## [Aim of the exercise]
Count the lines containing "label" in the entries underneath, and state that count without anything else.

-- BEGIN Record set --

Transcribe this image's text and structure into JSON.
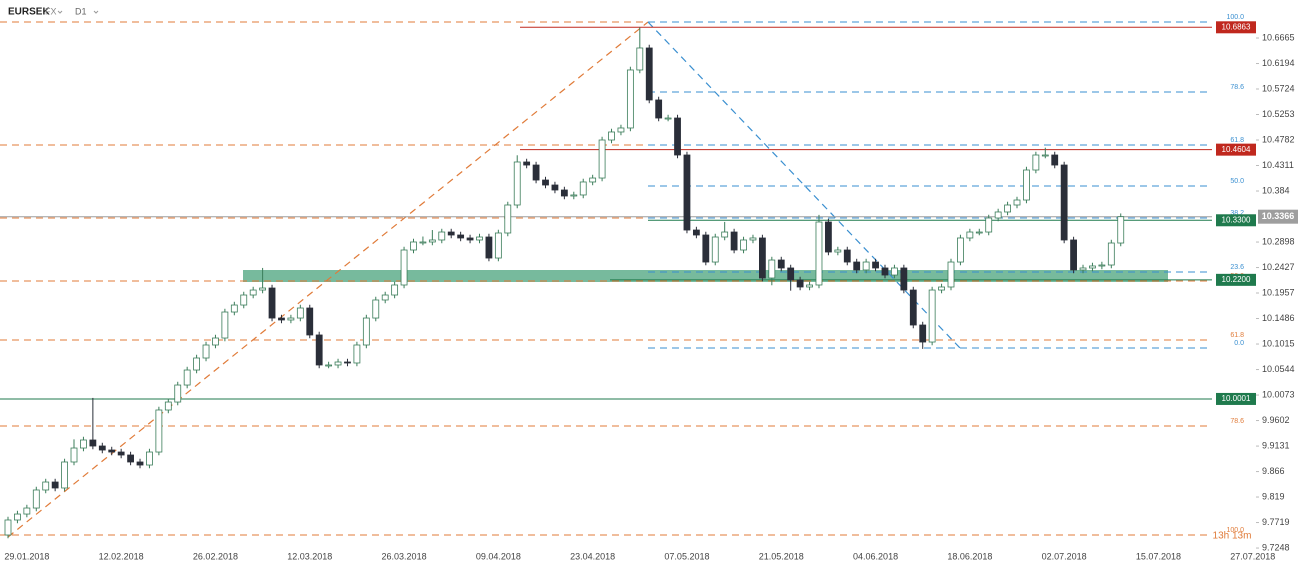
{
  "chart_data": {
    "type": "candlestick",
    "title": "EURSEK",
    "market": "FX",
    "interval": "D1",
    "categories": [
      null,
      null,
      "29.01.2018",
      null,
      null,
      null,
      null,
      null,
      null,
      null,
      null,
      null,
      "12.02.2018",
      null,
      null,
      null,
      null,
      null,
      null,
      null,
      null,
      null,
      "26.02.2018",
      null,
      null,
      null,
      null,
      null,
      null,
      null,
      null,
      null,
      "12.03.2018",
      null,
      null,
      null,
      null,
      null,
      null,
      null,
      null,
      null,
      "26.03.2018",
      null,
      null,
      null,
      null,
      null,
      null,
      null,
      null,
      null,
      "09.04.2018",
      null,
      null,
      null,
      null,
      null,
      null,
      null,
      null,
      null,
      "23.04.2018",
      null,
      null,
      null,
      null,
      null,
      null,
      null,
      null,
      null,
      "07.05.2018",
      null,
      null,
      null,
      null,
      null,
      null,
      null,
      null,
      null,
      "21.05.2018",
      null,
      null,
      null,
      null,
      null,
      null,
      null,
      null,
      null,
      "04.06.2018",
      null,
      null,
      null,
      null,
      null,
      null,
      null,
      null,
      null,
      "18.06.2018",
      null,
      null,
      null,
      null,
      null,
      null,
      null,
      null,
      null,
      "02.07.2018",
      null,
      null,
      null,
      null,
      null,
      null,
      null,
      null,
      null,
      "15.07.2018",
      null,
      null,
      null,
      null,
      null,
      null,
      null,
      null,
      null,
      "27.07.2018",
      null
    ],
    "ohlc": [
      [
        9.7489,
        9.7826,
        9.7429,
        9.7766
      ],
      [
        9.7766,
        9.7936,
        9.7706,
        9.7876
      ],
      [
        9.7876,
        9.8047,
        9.7816,
        9.7987
      ],
      [
        9.7987,
        9.838,
        9.7927,
        9.832
      ],
      [
        9.832,
        9.8527,
        9.826,
        9.8467
      ],
      [
        9.8467,
        9.8527,
        9.8297,
        9.8357
      ],
      [
        9.8357,
        9.8897,
        9.8297,
        9.8837
      ],
      [
        9.8837,
        9.9255,
        9.8777,
        9.9095
      ],
      [
        9.9095,
        9.9303,
        9.9035,
        9.9243
      ],
      [
        9.9243,
        10.002,
        9.9072,
        9.9132
      ],
      [
        9.9132,
        9.9192,
        9.8998,
        9.9058
      ],
      [
        9.9058,
        9.9118,
        9.8961,
        9.9021
      ],
      [
        9.9021,
        9.9081,
        9.8906,
        9.8966
      ],
      [
        9.8966,
        9.9026,
        9.8777,
        9.8837
      ],
      [
        9.8837,
        9.8897,
        9.8721,
        9.8781
      ],
      [
        9.8781,
        9.9081,
        9.8721,
        9.9021
      ],
      [
        9.9021,
        9.9857,
        9.8961,
        9.9797
      ],
      [
        9.9797,
        10.0004,
        9.9737,
        9.9944
      ],
      [
        9.9944,
        10.0318,
        9.9884,
        10.0258
      ],
      [
        10.0258,
        10.0595,
        10.0198,
        10.0535
      ],
      [
        10.0535,
        10.0817,
        10.0475,
        10.0757
      ],
      [
        10.0757,
        10.1057,
        10.0697,
        10.0997
      ],
      [
        10.0997,
        10.1186,
        10.0937,
        10.1126
      ],
      [
        10.1126,
        10.1666,
        10.1066,
        10.1606
      ],
      [
        10.1606,
        10.1795,
        10.1546,
        10.1735
      ],
      [
        10.1735,
        10.198,
        10.1675,
        10.192
      ],
      [
        10.192,
        10.2072,
        10.186,
        10.2012
      ],
      [
        10.2012,
        10.242,
        10.1952,
        10.2049
      ],
      [
        10.2049,
        10.2109,
        10.1435,
        10.1495
      ],
      [
        10.1495,
        10.1555,
        10.1399,
        10.1459
      ],
      [
        10.1459,
        10.1555,
        10.1399,
        10.1495
      ],
      [
        10.1495,
        10.174,
        10.1435,
        10.168
      ],
      [
        10.168,
        10.174,
        10.1122,
        10.1182
      ],
      [
        10.1182,
        10.1242,
        10.0568,
        10.0628
      ],
      [
        10.0628,
        10.0688,
        10.0568,
        10.0628
      ],
      [
        10.0628,
        10.0743,
        10.0568,
        10.0683
      ],
      [
        10.0683,
        10.0743,
        10.0605,
        10.0665
      ],
      [
        10.0665,
        10.1057,
        10.0605,
        10.0997
      ],
      [
        10.0997,
        10.1555,
        10.0937,
        10.1495
      ],
      [
        10.1495,
        10.1888,
        10.1435,
        10.1828
      ],
      [
        10.1828,
        10.198,
        10.1768,
        10.192
      ],
      [
        10.192,
        10.2165,
        10.186,
        10.2105
      ],
      [
        10.2105,
        10.2811,
        10.2045,
        10.2751
      ],
      [
        10.2751,
        10.2959,
        10.2691,
        10.2899
      ],
      [
        10.2899,
        10.3,
        10.2839,
        10.2899
      ],
      [
        10.2899,
        10.312,
        10.2839,
        10.2936
      ],
      [
        10.2936,
        10.3143,
        10.2876,
        10.3083
      ],
      [
        10.3083,
        10.3143,
        10.2968,
        10.3028
      ],
      [
        10.3028,
        10.3088,
        10.2913,
        10.2973
      ],
      [
        10.2973,
        10.3033,
        10.2876,
        10.2936
      ],
      [
        10.2936,
        10.3051,
        10.2876,
        10.2991
      ],
      [
        10.2991,
        10.3051,
        10.2543,
        10.2603
      ],
      [
        10.2603,
        10.3125,
        10.2543,
        10.3065
      ],
      [
        10.3065,
        10.3642,
        10.3005,
        10.3582
      ],
      [
        10.3582,
        10.45,
        10.3522,
        10.4376
      ],
      [
        10.4376,
        10.4436,
        10.426,
        10.432
      ],
      [
        10.432,
        10.438,
        10.3983,
        10.4043
      ],
      [
        10.4043,
        10.4103,
        10.3891,
        10.3951
      ],
      [
        10.3951,
        10.4011,
        10.3799,
        10.3859
      ],
      [
        10.3859,
        10.3919,
        10.3688,
        10.3748
      ],
      [
        10.3748,
        10.3827,
        10.3688,
        10.3767
      ],
      [
        10.3767,
        10.4067,
        10.3707,
        10.4007
      ],
      [
        10.4007,
        10.414,
        10.3947,
        10.408
      ],
      [
        10.408,
        10.4842,
        10.402,
        10.4782
      ],
      [
        10.4782,
        10.499,
        10.4722,
        10.493
      ],
      [
        10.493,
        10.5064,
        10.487,
        10.5004
      ],
      [
        10.5004,
        10.6135,
        10.4944,
        10.6075
      ],
      [
        10.6075,
        10.6863,
        10.6015,
        10.6481
      ],
      [
        10.6481,
        10.6541,
        10.5461,
        10.5521
      ],
      [
        10.5521,
        10.5581,
        10.5128,
        10.5188
      ],
      [
        10.5188,
        10.5248,
        10.5128,
        10.5188
      ],
      [
        10.5188,
        10.5248,
        10.4445,
        10.4505
      ],
      [
        10.4505,
        10.4565,
        10.306,
        10.312
      ],
      [
        10.312,
        10.318,
        10.2968,
        10.3028
      ],
      [
        10.3028,
        10.3088,
        10.2469,
        10.2529
      ],
      [
        10.2529,
        10.3051,
        10.2469,
        10.2991
      ],
      [
        10.2991,
        10.327,
        10.2931,
        10.3083
      ],
      [
        10.3083,
        10.3143,
        10.2691,
        10.2751
      ],
      [
        10.2751,
        10.2996,
        10.2691,
        10.2936
      ],
      [
        10.2936,
        10.3033,
        10.2876,
        10.2973
      ],
      [
        10.2973,
        10.3033,
        10.2174,
        10.2234
      ],
      [
        10.2234,
        10.2626,
        10.21,
        10.2566
      ],
      [
        10.2566,
        10.2626,
        10.2359,
        10.2419
      ],
      [
        10.2419,
        10.2479,
        10.2,
        10.2197
      ],
      [
        10.2197,
        10.2257,
        10.2008,
        10.2068
      ],
      [
        10.2068,
        10.2165,
        10.2008,
        10.2105
      ],
      [
        10.2105,
        10.34,
        10.2045,
        10.3268
      ],
      [
        10.3268,
        10.3328,
        10.2654,
        10.2714
      ],
      [
        10.2714,
        10.2811,
        10.2654,
        10.2751
      ],
      [
        10.2751,
        10.2811,
        10.2469,
        10.2529
      ],
      [
        10.2529,
        10.2589,
        10.2322,
        10.2382
      ],
      [
        10.2382,
        10.2589,
        10.2322,
        10.2529
      ],
      [
        10.2529,
        10.2589,
        10.2359,
        10.2419
      ],
      [
        10.2419,
        10.2479,
        10.2229,
        10.2289
      ],
      [
        10.2289,
        10.2479,
        10.2229,
        10.2419
      ],
      [
        10.2419,
        10.2479,
        10.1952,
        10.2012
      ],
      [
        10.2012,
        10.2072,
        10.1306,
        10.1366
      ],
      [
        10.1366,
        10.1426,
        10.0925,
        10.1052
      ],
      [
        10.1052,
        10.2072,
        10.0992,
        10.2012
      ],
      [
        10.2012,
        10.2128,
        10.1952,
        10.2068
      ],
      [
        10.2068,
        10.2589,
        10.2008,
        10.2529
      ],
      [
        10.2529,
        10.3033,
        10.2469,
        10.2973
      ],
      [
        10.2973,
        10.3143,
        10.2913,
        10.3083
      ],
      [
        10.3083,
        10.3143,
        10.3023,
        10.3083
      ],
      [
        10.3083,
        10.3402,
        10.3023,
        10.3342
      ],
      [
        10.3342,
        10.3513,
        10.3282,
        10.3453
      ],
      [
        10.3453,
        10.3642,
        10.3393,
        10.3582
      ],
      [
        10.3582,
        10.3734,
        10.3522,
        10.3674
      ],
      [
        10.3674,
        10.4288,
        10.3614,
        10.4228
      ],
      [
        10.4228,
        10.4565,
        10.4168,
        10.4505
      ],
      [
        10.4505,
        10.464,
        10.4445,
        10.4505
      ],
      [
        10.4505,
        10.4565,
        10.426,
        10.432
      ],
      [
        10.432,
        10.438,
        10.2876,
        10.2936
      ],
      [
        10.2936,
        10.2996,
        10.2322,
        10.2382
      ],
      [
        10.2382,
        10.2479,
        10.2322,
        10.2419
      ],
      [
        10.2419,
        10.2516,
        10.2359,
        10.2456
      ],
      [
        10.2456,
        10.2534,
        10.2396,
        10.2474
      ],
      [
        10.2474,
        10.294,
        10.2414,
        10.288
      ],
      [
        10.288,
        10.3426,
        10.282,
        10.3366
      ],
      null,
      null,
      null,
      null,
      null,
      null,
      null,
      null,
      null,
      null,
      null,
      null,
      null,
      null,
      null
    ],
    "up_color": "#3b7d5a",
    "down_color": "#2a2e39",
    "ylim": [
      9.7212,
      10.7367
    ],
    "yticks": [
      10.6665,
      10.6194,
      10.5724,
      10.5253,
      10.4782,
      10.4311,
      10.384,
      10.2898,
      10.2427,
      10.1957,
      10.1486,
      10.1015,
      10.0544,
      10.0073,
      9.9602,
      9.9131,
      9.866,
      9.819,
      9.7719,
      9.7248
    ],
    "fibonacci": [
      {
        "color": "#e07b39",
        "levels": [
          {
            "ratio": null,
            "value": 10.6961
          },
          {
            "ratio": null,
            "value": 10.469
          },
          {
            "ratio": null,
            "value": 10.3342
          },
          {
            "ratio": {
              "value": 50,
              "label": "50.0"
            },
            "value": 10.2179
          },
          {
            "ratio": 61.8,
            "value": 10.1089
          },
          {
            "ratio": 78.6,
            "value": 9.9501
          },
          {
            "ratio": {
              "value": 100,
              "label": "100.0"
            },
            "value": 9.7489
          }
        ]
      },
      {
        "color": "#3a8fd0",
        "levels": [
          {
            "ratio": {
              "value": 100,
              "label": "100.0"
            },
            "value": 10.6961
          },
          {
            "ratio": 78.6,
            "value": 10.5668
          },
          {
            "ratio": 61.8,
            "value": 10.469
          },
          {
            "ratio": {
              "value": 50,
              "label": "50.0"
            },
            "value": 10.3933
          },
          {
            "ratio": 38.2,
            "value": 10.3342
          },
          {
            "ratio": 23.6,
            "value": 10.2345
          },
          {
            "ratio": {
              "value": 0,
              "label": "0.0"
            },
            "value": 10.0942
          }
        ]
      }
    ],
    "price_lines": [
      {
        "value": 10.6863,
        "color": "#c0281e"
      },
      {
        "value": 10.4604,
        "color": "#c0281e"
      },
      {
        "value": {
          "value": 10.33,
          "label": "10.3300"
        },
        "color": "#1f7a4d"
      },
      {
        "value": {
          "value": 10.22,
          "label": "10.2200"
        },
        "color": "#1f7a4d"
      },
      {
        "value": 10.0001,
        "color": "#1f7a4d"
      }
    ],
    "current_price": {
      "value": 10.3366,
      "color": "#9e9e9e"
    },
    "countdown": "13h 13m"
  }
}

-- END Record set --

## [Right answer]
7